** SET TASK **
Copy every line of the records below where the word "screenshot" occurs.

** RECORDS FOR PROCESSING **
· · · ·

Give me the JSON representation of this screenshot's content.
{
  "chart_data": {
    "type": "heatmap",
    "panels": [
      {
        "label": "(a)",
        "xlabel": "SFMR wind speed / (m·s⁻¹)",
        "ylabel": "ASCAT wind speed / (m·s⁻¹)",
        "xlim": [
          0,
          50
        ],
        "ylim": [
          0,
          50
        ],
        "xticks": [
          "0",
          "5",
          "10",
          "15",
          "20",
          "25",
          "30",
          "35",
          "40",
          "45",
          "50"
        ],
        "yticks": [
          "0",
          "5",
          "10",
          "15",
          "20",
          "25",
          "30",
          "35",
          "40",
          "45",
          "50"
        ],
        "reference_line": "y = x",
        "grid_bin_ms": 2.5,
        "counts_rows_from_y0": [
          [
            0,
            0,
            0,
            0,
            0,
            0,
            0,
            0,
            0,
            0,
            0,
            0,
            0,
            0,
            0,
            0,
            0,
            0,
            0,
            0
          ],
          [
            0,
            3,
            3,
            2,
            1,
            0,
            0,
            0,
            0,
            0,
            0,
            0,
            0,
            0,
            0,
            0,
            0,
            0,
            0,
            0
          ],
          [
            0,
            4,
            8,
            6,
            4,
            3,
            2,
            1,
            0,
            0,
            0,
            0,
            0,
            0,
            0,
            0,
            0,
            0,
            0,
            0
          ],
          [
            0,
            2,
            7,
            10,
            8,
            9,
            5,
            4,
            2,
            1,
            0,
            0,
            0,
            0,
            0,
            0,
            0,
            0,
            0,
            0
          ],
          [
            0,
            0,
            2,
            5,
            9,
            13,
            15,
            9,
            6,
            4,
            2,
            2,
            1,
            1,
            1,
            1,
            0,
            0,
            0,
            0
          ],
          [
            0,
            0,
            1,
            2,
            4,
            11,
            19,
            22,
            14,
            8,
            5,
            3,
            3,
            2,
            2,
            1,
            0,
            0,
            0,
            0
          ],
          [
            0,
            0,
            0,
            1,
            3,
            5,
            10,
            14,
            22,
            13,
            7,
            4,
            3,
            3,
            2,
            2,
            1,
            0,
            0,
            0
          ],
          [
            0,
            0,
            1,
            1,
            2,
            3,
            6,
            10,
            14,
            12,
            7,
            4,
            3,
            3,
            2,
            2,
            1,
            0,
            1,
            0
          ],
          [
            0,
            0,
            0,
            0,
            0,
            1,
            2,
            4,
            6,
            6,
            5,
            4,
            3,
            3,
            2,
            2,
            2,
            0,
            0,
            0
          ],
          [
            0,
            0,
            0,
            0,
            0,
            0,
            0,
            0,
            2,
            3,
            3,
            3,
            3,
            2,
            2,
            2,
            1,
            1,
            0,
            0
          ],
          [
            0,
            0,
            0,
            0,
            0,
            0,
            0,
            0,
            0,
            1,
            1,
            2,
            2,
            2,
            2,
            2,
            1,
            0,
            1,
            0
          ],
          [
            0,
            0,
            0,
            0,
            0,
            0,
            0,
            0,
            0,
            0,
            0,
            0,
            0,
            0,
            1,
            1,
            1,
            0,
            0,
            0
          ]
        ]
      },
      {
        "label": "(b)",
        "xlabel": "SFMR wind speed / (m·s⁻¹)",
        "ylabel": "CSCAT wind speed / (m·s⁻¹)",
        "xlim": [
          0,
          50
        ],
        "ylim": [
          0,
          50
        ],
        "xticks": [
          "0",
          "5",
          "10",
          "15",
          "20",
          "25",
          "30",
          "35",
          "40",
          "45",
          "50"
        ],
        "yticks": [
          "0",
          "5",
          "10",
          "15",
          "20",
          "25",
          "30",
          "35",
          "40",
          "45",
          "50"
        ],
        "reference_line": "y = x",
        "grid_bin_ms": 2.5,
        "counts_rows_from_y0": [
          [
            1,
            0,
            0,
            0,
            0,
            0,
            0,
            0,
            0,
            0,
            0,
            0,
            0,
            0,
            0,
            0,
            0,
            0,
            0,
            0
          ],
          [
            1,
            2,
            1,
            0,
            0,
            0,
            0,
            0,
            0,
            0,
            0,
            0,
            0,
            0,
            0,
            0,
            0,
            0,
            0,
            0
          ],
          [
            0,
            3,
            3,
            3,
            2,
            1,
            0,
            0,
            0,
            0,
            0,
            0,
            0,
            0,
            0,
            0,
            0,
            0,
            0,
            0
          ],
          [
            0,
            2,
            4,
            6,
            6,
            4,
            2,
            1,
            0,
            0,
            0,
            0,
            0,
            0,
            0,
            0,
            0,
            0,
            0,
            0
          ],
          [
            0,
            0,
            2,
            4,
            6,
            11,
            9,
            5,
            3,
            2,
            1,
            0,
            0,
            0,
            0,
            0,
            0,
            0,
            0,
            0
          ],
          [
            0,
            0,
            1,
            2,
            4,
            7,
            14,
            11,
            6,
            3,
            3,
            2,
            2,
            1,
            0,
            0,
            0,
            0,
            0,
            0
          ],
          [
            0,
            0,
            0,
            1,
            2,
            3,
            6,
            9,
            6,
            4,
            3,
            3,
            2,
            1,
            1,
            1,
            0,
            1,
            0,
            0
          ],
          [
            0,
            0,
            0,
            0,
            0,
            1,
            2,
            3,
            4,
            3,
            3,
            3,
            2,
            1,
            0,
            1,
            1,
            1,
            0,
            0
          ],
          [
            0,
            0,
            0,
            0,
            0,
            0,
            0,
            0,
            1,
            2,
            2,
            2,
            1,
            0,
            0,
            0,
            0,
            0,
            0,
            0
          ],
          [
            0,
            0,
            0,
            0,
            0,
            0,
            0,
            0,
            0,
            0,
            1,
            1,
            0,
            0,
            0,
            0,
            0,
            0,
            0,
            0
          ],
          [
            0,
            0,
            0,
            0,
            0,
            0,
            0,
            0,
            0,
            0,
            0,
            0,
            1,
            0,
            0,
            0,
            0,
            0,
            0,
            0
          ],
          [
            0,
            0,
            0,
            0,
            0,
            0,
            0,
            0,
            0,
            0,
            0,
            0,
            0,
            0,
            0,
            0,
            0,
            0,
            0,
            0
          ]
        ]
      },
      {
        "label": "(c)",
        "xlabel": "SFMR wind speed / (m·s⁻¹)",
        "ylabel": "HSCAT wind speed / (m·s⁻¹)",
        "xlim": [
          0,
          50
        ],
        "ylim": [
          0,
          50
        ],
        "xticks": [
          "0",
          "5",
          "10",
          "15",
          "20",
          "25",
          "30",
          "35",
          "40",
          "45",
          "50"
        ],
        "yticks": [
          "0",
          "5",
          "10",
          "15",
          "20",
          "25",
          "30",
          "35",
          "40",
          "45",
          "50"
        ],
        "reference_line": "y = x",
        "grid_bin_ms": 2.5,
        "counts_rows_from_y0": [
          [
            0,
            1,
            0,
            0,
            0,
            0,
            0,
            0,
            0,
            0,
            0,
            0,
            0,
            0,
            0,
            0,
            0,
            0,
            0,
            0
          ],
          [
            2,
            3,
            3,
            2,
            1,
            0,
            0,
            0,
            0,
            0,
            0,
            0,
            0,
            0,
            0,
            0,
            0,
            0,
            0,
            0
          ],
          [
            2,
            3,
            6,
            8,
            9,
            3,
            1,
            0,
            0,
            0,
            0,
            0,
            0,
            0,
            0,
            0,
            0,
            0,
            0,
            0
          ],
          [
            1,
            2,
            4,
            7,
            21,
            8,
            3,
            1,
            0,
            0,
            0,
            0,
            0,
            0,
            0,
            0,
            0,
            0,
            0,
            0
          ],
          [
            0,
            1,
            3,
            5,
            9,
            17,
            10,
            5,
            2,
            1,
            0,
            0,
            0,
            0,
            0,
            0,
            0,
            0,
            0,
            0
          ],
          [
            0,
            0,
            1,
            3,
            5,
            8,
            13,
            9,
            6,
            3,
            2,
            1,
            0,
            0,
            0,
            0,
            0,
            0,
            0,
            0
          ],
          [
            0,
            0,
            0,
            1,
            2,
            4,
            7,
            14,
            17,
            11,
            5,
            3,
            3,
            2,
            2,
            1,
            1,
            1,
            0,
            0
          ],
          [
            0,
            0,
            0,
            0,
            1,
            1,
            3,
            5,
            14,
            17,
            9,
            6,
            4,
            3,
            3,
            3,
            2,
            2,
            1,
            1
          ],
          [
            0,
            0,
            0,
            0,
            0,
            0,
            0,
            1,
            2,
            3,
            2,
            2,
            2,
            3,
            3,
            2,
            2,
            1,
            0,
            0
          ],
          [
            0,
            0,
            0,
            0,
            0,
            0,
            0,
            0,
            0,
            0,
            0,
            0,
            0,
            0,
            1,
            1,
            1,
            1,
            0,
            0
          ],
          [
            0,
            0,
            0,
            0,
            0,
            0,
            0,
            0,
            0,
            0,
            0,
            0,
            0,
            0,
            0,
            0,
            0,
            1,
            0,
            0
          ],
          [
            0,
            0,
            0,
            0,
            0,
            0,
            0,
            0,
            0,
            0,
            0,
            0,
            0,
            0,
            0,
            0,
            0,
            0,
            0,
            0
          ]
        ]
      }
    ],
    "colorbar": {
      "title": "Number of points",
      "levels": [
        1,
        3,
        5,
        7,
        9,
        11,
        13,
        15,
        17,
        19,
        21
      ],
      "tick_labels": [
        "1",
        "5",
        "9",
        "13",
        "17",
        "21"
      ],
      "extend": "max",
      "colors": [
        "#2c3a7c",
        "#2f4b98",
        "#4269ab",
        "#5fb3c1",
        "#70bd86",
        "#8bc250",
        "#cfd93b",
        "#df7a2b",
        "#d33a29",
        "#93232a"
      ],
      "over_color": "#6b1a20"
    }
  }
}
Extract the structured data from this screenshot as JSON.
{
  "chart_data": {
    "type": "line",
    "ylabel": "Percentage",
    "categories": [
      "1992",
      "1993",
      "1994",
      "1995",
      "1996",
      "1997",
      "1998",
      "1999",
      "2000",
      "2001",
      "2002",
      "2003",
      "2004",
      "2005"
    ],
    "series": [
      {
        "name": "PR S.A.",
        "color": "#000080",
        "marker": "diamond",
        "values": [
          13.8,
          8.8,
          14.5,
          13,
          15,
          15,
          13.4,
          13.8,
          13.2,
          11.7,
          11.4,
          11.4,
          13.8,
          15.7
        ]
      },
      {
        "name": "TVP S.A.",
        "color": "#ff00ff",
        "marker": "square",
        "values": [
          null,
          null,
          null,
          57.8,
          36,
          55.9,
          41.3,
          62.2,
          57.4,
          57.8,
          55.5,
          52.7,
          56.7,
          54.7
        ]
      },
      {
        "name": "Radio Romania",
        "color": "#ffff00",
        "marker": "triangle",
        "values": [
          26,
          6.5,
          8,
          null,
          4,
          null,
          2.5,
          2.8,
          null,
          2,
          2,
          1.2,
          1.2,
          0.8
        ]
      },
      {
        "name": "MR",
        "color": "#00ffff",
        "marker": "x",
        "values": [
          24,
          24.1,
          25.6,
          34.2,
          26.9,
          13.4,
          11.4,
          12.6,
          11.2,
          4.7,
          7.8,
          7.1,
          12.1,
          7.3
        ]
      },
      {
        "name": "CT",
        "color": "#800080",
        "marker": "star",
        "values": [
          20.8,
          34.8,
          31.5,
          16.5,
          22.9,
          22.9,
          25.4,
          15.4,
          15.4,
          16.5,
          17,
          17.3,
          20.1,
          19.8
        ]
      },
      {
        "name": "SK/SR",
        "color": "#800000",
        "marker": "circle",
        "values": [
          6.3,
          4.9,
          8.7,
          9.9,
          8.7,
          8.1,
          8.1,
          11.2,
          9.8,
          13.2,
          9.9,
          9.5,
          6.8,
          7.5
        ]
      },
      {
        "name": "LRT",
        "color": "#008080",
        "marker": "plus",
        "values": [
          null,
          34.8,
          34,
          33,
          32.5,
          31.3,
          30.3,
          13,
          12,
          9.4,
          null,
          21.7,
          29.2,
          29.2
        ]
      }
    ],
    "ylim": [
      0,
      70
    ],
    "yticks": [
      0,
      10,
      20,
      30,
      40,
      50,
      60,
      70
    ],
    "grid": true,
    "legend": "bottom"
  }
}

· · · ·

** ANSWER TO THE PROBLEM **
Give me the JSON representation of this screenshot's content.
Extract the structured data from this screenshot as JSON.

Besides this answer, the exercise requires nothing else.